===== 入力データ行

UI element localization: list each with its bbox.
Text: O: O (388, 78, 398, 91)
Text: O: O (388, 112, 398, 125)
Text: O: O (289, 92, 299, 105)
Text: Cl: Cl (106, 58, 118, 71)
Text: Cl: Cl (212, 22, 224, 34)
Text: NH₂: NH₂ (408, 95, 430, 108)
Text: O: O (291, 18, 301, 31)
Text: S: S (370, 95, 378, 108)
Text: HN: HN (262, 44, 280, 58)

==========

▶ 課題の詳細:
上の項目を、「bbox」を「bounding box」に入れ替え、ほかは一切変えずに書き直しなさい。

▶ 正しい出力:
UI element localization: list each with its bounding box.
Text: O: O (388, 78, 398, 91)
Text: O: O (388, 112, 398, 125)
Text: O: O (289, 92, 299, 105)
Text: Cl: Cl (106, 58, 118, 71)
Text: Cl: Cl (212, 22, 224, 34)
Text: NH₂: NH₂ (408, 95, 430, 108)
Text: O: O (291, 18, 301, 31)
Text: S: S (370, 95, 378, 108)
Text: HN: HN (262, 44, 280, 58)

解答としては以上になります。